## The request
Print the whole listing exactly.

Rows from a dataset
* * * * *

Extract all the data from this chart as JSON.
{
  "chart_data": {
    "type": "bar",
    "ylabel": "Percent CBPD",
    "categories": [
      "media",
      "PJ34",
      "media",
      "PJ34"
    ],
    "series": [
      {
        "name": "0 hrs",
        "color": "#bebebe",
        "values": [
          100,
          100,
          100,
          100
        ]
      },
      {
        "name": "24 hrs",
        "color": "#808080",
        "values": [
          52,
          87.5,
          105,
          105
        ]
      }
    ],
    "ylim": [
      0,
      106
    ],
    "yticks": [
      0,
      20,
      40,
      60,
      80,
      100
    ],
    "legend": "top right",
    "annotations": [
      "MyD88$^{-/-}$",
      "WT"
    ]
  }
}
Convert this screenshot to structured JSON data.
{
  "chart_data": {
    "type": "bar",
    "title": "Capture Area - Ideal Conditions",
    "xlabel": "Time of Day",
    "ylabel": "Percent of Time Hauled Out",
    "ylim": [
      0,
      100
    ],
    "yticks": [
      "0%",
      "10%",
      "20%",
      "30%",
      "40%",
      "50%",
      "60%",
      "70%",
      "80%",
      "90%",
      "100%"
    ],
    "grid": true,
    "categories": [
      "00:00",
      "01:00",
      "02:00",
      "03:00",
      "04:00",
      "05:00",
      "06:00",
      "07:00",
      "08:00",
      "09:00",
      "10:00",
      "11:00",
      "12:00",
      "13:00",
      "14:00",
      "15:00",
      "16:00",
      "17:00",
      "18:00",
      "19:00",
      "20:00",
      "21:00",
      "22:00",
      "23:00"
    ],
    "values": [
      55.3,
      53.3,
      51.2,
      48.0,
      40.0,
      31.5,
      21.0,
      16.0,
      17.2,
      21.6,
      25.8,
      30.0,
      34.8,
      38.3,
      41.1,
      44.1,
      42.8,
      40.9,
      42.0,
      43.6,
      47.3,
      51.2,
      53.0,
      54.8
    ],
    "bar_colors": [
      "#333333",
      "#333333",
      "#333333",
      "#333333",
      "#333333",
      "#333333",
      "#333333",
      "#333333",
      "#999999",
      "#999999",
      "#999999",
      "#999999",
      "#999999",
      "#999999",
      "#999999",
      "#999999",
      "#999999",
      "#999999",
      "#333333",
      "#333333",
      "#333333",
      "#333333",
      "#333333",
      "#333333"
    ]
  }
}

* * * * *

## Right answer
Extract all the data from this chart as JSON.
{
  "chart_data": {
    "type": "bar",
    "ylabel": "Percent CBPD",
    "categories": [
      "media",
      "PJ34",
      "media",
      "PJ34"
    ],
    "series": [
      {
        "name": "0 hrs",
        "color": "#bebebe",
        "values": [
          100,
          100,
          100,
          100
        ]
      },
      {
        "name": "24 hrs",
        "color": "#808080",
        "values": [
          52,
          87.5,
          105,
          105
        ]
      }
    ],
    "ylim": [
      0,
      106
    ],
    "yticks": [
      0,
      20,
      40,
      60,
      80,
      100
    ],
    "legend": "top right",
    "annotations": [
      "MyD88$^{-/-}$",
      "WT"
    ]
  }
}
Convert this screenshot to structured JSON data.
{
  "chart_data": {
    "type": "bar",
    "title": "Capture Area - Ideal Conditions",
    "xlabel": "Time of Day",
    "ylabel": "Percent of Time Hauled Out",
    "ylim": [
      0,
      100
    ],
    "yticks": [
      "0%",
      "10%",
      "20%",
      "30%",
      "40%",
      "50%",
      "60%",
      "70%",
      "80%",
      "90%",
      "100%"
    ],
    "grid": true,
    "categories": [
      "00:00",
      "01:00",
      "02:00",
      "03:00",
      "04:00",
      "05:00",
      "06:00",
      "07:00",
      "08:00",
      "09:00",
      "10:00",
      "11:00",
      "12:00",
      "13:00",
      "14:00",
      "15:00",
      "16:00",
      "17:00",
      "18:00",
      "19:00",
      "20:00",
      "21:00",
      "22:00",
      "23:00"
    ],
    "values": [
      55.3,
      53.3,
      51.2,
      48.0,
      40.0,
      31.5,
      21.0,
      16.0,
      17.2,
      21.6,
      25.8,
      30.0,
      34.8,
      38.3,
      41.1,
      44.1,
      42.8,
      40.9,
      42.0,
      43.6,
      47.3,
      51.2,
      53.0,
      54.8
    ],
    "bar_colors": [
      "#333333",
      "#333333",
      "#333333",
      "#333333",
      "#333333",
      "#333333",
      "#333333",
      "#333333",
      "#999999",
      "#999999",
      "#999999",
      "#999999",
      "#999999",
      "#999999",
      "#999999",
      "#999999",
      "#999999",
      "#999999",
      "#333333",
      "#333333",
      "#333333",
      "#333333",
      "#333333",
      "#333333"
    ]
  }
}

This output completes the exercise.